Problem to work on
Tally the lines with the word "name" and report the number alone.

Data entries
+-------+

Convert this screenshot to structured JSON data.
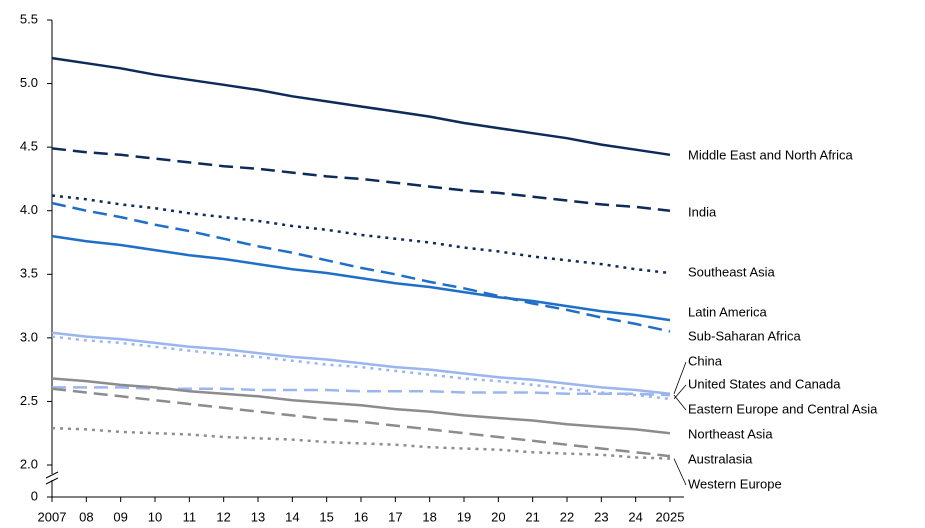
{
  "chart_data": {
    "type": "line",
    "categories": [
      "2007",
      "08",
      "09",
      "10",
      "11",
      "12",
      "13",
      "14",
      "15",
      "16",
      "17",
      "18",
      "19",
      "20",
      "21",
      "22",
      "23",
      "24",
      "2025"
    ],
    "ylim": [
      0,
      5.5
    ],
    "y_break": [
      0,
      2
    ],
    "yticks": [
      0,
      {
        "value": 2,
        "label": "2.0"
      },
      2.5,
      {
        "value": 3,
        "label": "3.0"
      },
      3.5,
      {
        "value": 4,
        "label": "4.0"
      },
      4.5,
      {
        "value": 5,
        "label": "5.0"
      },
      5.5
    ],
    "grid": false,
    "series": [
      {
        "name": "Middle East and North Africa",
        "color": "#0d2a5a",
        "dash": "solid",
        "values": [
          5.2,
          5.16,
          5.12,
          5.07,
          5.03,
          4.99,
          4.95,
          4.9,
          4.86,
          4.82,
          4.78,
          4.74,
          4.69,
          4.65,
          4.61,
          4.57,
          4.52,
          4.48,
          4.44
        ]
      },
      {
        "name": "India",
        "color": "#0d2a5a",
        "dash": "dashed",
        "values": [
          4.49,
          4.46,
          4.44,
          4.41,
          4.38,
          4.35,
          4.33,
          4.3,
          4.27,
          4.25,
          4.22,
          4.19,
          4.16,
          4.14,
          4.11,
          4.08,
          4.05,
          4.03,
          4.0
        ]
      },
      {
        "name": "Southeast Asia",
        "color": "#0d2a5a",
        "dash": "dotted",
        "values": [
          4.12,
          4.09,
          4.05,
          4.02,
          3.98,
          3.95,
          3.92,
          3.88,
          3.85,
          3.81,
          3.78,
          3.75,
          3.71,
          3.68,
          3.64,
          3.61,
          3.58,
          3.54,
          3.51
        ]
      },
      {
        "name": "Latin America",
        "color": "#1f6fc8",
        "dash": "solid",
        "values": [
          3.8,
          3.76,
          3.73,
          3.69,
          3.65,
          3.62,
          3.58,
          3.54,
          3.51,
          3.47,
          3.43,
          3.4,
          3.36,
          3.32,
          3.29,
          3.25,
          3.21,
          3.18,
          3.14
        ]
      },
      {
        "name": "Sub-Saharan Africa",
        "color": "#1f6fc8",
        "dash": "dashed",
        "values": [
          4.06,
          4.0,
          3.95,
          3.89,
          3.84,
          3.78,
          3.72,
          3.67,
          3.61,
          3.55,
          3.5,
          3.44,
          3.39,
          3.33,
          3.27,
          3.22,
          3.16,
          3.11,
          3.05
        ]
      },
      {
        "name": "China",
        "color": "#9bb5f0",
        "dash": "solid",
        "values": [
          3.04,
          3.01,
          2.99,
          2.96,
          2.93,
          2.91,
          2.88,
          2.85,
          2.83,
          2.8,
          2.77,
          2.75,
          2.72,
          2.69,
          2.67,
          2.64,
          2.61,
          2.59,
          2.56
        ]
      },
      {
        "name": "United States and Canada",
        "color": "#9bb5f0",
        "dash": "dotted",
        "values": [
          3.01,
          2.98,
          2.96,
          2.93,
          2.9,
          2.87,
          2.85,
          2.82,
          2.79,
          2.77,
          2.74,
          2.71,
          2.68,
          2.66,
          2.63,
          2.6,
          2.57,
          2.55,
          2.52
        ]
      },
      {
        "name": "Eastern Europe and Central Asia",
        "color": "#9bb5f0",
        "dash": "dashed",
        "values": [
          2.61,
          2.61,
          2.61,
          2.6,
          2.6,
          2.6,
          2.59,
          2.59,
          2.59,
          2.58,
          2.58,
          2.58,
          2.57,
          2.57,
          2.57,
          2.56,
          2.56,
          2.56,
          2.55
        ]
      },
      {
        "name": "Northeast Asia",
        "color": "#8c8c8c",
        "dash": "solid",
        "values": [
          2.68,
          2.66,
          2.63,
          2.61,
          2.58,
          2.56,
          2.54,
          2.51,
          2.49,
          2.47,
          2.44,
          2.42,
          2.39,
          2.37,
          2.35,
          2.32,
          2.3,
          2.28,
          2.25
        ]
      },
      {
        "name": "Australasia",
        "color": "#8c8c8c",
        "dash": "dashed",
        "values": [
          2.6,
          2.57,
          2.54,
          2.51,
          2.48,
          2.45,
          2.42,
          2.39,
          2.36,
          2.34,
          2.31,
          2.28,
          2.25,
          2.22,
          2.19,
          2.16,
          2.13,
          2.1,
          2.07
        ]
      },
      {
        "name": "Western Europe",
        "color": "#8c8c8c",
        "dash": "dotted",
        "values": [
          2.29,
          2.28,
          2.26,
          2.25,
          2.24,
          2.22,
          2.21,
          2.2,
          2.18,
          2.17,
          2.16,
          2.14,
          2.13,
          2.12,
          2.1,
          2.09,
          2.08,
          2.06,
          2.05
        ]
      }
    ]
  }
}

+-------+

The answer
11